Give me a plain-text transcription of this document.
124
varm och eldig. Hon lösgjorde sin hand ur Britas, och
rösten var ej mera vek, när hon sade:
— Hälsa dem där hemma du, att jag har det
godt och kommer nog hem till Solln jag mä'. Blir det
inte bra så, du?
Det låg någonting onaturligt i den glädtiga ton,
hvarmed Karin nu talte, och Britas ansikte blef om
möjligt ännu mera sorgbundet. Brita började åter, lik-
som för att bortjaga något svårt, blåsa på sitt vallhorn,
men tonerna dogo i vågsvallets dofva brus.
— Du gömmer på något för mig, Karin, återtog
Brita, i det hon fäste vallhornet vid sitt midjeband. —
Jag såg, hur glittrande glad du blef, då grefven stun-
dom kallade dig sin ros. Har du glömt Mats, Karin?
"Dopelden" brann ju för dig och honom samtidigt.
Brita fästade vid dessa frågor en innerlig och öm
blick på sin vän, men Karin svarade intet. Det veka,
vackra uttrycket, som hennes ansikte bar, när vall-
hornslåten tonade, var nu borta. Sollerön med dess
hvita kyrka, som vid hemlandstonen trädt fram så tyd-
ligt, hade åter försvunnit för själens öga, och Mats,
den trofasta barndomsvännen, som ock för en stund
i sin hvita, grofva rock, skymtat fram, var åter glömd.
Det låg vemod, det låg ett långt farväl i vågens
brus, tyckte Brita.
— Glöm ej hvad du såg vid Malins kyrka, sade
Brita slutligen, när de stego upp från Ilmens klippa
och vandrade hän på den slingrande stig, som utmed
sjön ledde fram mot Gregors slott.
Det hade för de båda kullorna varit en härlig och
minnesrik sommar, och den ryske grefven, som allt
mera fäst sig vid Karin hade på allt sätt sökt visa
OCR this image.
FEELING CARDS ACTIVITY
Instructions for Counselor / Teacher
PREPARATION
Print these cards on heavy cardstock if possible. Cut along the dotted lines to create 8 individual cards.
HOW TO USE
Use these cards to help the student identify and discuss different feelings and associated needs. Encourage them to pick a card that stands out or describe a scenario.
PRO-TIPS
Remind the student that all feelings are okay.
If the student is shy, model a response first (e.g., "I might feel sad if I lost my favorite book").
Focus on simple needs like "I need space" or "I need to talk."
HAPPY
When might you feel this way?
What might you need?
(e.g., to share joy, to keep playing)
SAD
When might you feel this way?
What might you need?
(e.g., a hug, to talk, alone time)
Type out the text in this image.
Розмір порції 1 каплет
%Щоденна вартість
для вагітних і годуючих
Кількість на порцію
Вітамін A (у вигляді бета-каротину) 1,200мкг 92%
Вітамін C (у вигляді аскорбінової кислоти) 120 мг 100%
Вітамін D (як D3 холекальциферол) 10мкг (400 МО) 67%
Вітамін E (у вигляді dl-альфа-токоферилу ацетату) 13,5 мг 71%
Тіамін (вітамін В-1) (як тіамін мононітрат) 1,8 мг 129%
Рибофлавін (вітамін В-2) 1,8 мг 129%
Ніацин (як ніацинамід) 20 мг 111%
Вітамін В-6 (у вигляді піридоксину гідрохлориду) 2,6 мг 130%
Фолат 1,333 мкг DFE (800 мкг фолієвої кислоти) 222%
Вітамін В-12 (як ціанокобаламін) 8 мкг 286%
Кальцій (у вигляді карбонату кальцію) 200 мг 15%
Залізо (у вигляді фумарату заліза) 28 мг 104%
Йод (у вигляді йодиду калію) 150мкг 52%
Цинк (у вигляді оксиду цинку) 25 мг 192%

□ □ □

**Request**.
Work through the data and report how many of its lines hold the word "allt", giving only the figure.

**Response for this exercise**.
2